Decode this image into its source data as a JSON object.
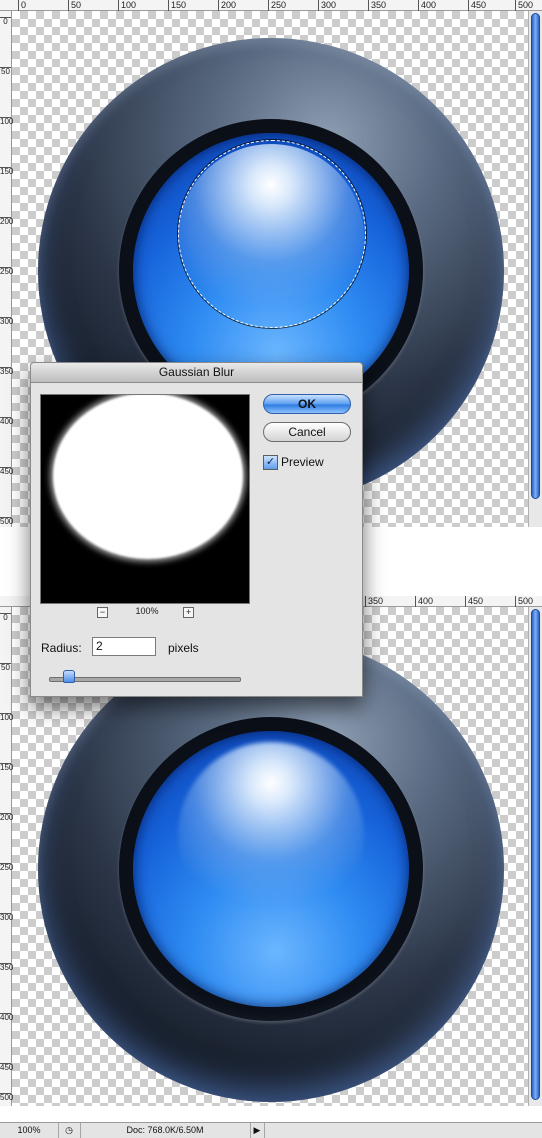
{
  "rulers": {
    "horizontal_top": [
      "0",
      "50",
      "100",
      "150",
      "200",
      "250",
      "300",
      "350",
      "400",
      "450",
      "500"
    ],
    "horizontal_bottom": [
      "350",
      "400",
      "450",
      "500"
    ],
    "vertical_top": [
      "0",
      "50",
      "100",
      "150",
      "200",
      "250",
      "300",
      "350",
      "400",
      "450",
      "500"
    ],
    "vertical_bottom": [
      "0",
      "50",
      "100",
      "150",
      "200",
      "250",
      "300",
      "350",
      "400",
      "450",
      "500"
    ]
  },
  "dialog": {
    "title": "Gaussian Blur",
    "ok_label": "OK",
    "cancel_label": "Cancel",
    "preview_label": "Preview",
    "preview_checked": true,
    "zoom_out": "−",
    "zoom_in": "+",
    "zoom_level": "100%",
    "radius_label": "Radius:",
    "radius_value": "2",
    "radius_unit": "pixels",
    "radius_slider_fraction": 0.1
  },
  "status_bar": {
    "zoom": "100%",
    "doc_info": "Doc: 768.0K/6.50M"
  },
  "colors": {
    "orb_blue": "#2f8cf2",
    "button_blue": "#5b9ef0",
    "scroll_blue": "#2a63c9"
  },
  "icons": {
    "checkbox": "check-icon",
    "status_menu": "triangle-right-icon",
    "status_nav": "navigator-icon"
  }
}
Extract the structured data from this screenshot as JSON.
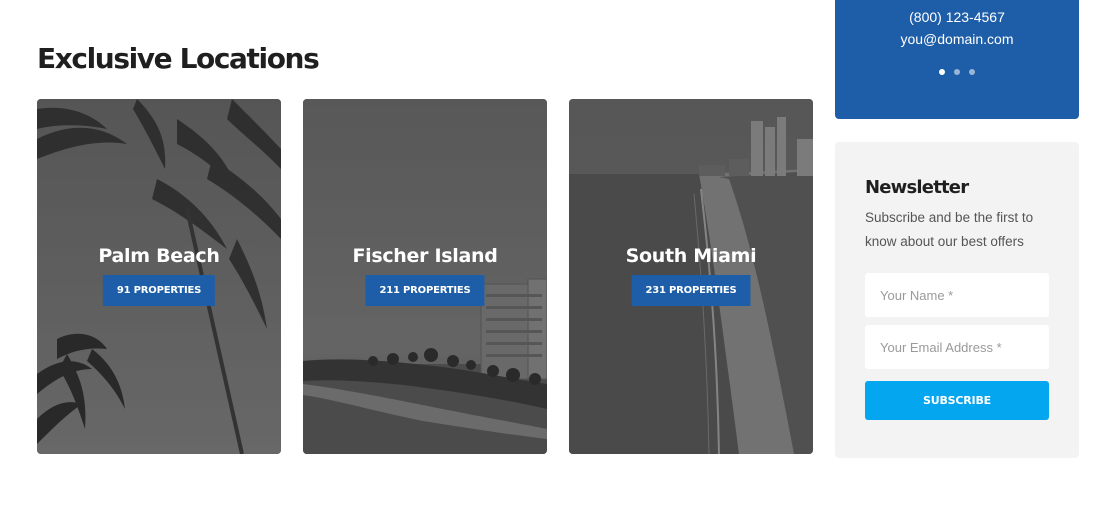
{
  "section": {
    "title": "Exclusive Locations"
  },
  "locations": [
    {
      "name": "Palm Beach",
      "badge": "91 PROPERTIES",
      "count": 91
    },
    {
      "name": "Fischer Island",
      "badge": "211 PROPERTIES",
      "count": 211
    },
    {
      "name": "South Miami",
      "badge": "231 PROPERTIES",
      "count": 231
    }
  ],
  "contact": {
    "phone": "(800) 123-4567",
    "email": "you@domain.com",
    "carousel": {
      "slides": 3,
      "active": 1
    }
  },
  "newsletter": {
    "title": "Newsletter",
    "description": "Subscribe and be the first to know about our best offers",
    "name_placeholder": "Your Name *",
    "email_placeholder": "Your Email Address *",
    "button_label": "SUBSCRIBE"
  },
  "colors": {
    "brand_blue": "#1e5ea8",
    "accent_button": "#05a6f0",
    "panel_bg": "#f3f3f3",
    "heading": "#1f1f1f"
  }
}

------------------------------

**Requirements:** The records above need to be restated word for word, with the pictures left out.

**Response to the exercise:**
Decode this image into its source data as a JSON object.
{
  "rulers": {
    "horizontal_top": [
      "0",
      "50",
      "100",
      "150",
      "200",
      "250",
      "300",
      "350",
      "400",
      "450",
      "500"
    ],
    "horizontal_bottom": [
      "350",
      "400",
      "450",
      "500"
    ],
    "vertical_top": [
      "0",
      "50",
      "100",
      "150",
      "200",
      "250",
      "300",
      "350",
      "400",
      "450",
      "500"
    ],
    "vertical_bottom": [
      "0",
      "50",
      "100",
      "150",
      "200",
      "250",
      "300",
      "350",
      "400",
      "450",
      "500"
    ]
  },
  "dialog": {
    "title": "Gaussian Blur",
    "ok_label": "OK",
    "cancel_label": "Cancel",
    "preview_label": "Preview",
    "preview_checked": true,
    "zoom_out": "−",
    "zoom_in": "+",
    "zoom_level": "100%",
    "radius_label": "Radius:",
    "radius_value": "2",
    "radius_unit": "pixels",
    "radius_slider_fraction": 0.1
  },
  "status_bar": {
    "zoom": "100%",
    "doc_info": "Doc: 768.0K/6.50M"
  },
  "colors": {
    "orb_blue": "#2f8cf2",
    "button_blue": "#5b9ef0",
    "scroll_blue": "#2a63c9"
  },
  "icons": {
    "checkbox": "check-icon",
    "status_menu": "triangle-right-icon",
    "status_nav": "navigator-icon"
  }
}
Extract the structured data from this screenshot as JSON.
{
  "section": {
    "title": "Exclusive Locations"
  },
  "locations": [
    {
      "name": "Palm Beach",
      "badge": "91 PROPERTIES",
      "count": 91
    },
    {
      "name": "Fischer Island",
      "badge": "211 PROPERTIES",
      "count": 211
    },
    {
      "name": "South Miami",
      "badge": "231 PROPERTIES",
      "count": 231
    }
  ],
  "contact": {
    "phone": "(800) 123-4567",
    "email": "you@domain.com",
    "carousel": {
      "slides": 3,
      "active": 1
    }
  },
  "newsletter": {
    "title": "Newsletter",
    "description": "Subscribe and be the first to know about our best offers",
    "name_placeholder": "Your Name *",
    "email_placeholder": "Your Email Address *",
    "button_label": "SUBSCRIBE"
  },
  "colors": {
    "brand_blue": "#1e5ea8",
    "accent_button": "#05a6f0",
    "panel_bg": "#f3f3f3",
    "heading": "#1f1f1f"
  }
}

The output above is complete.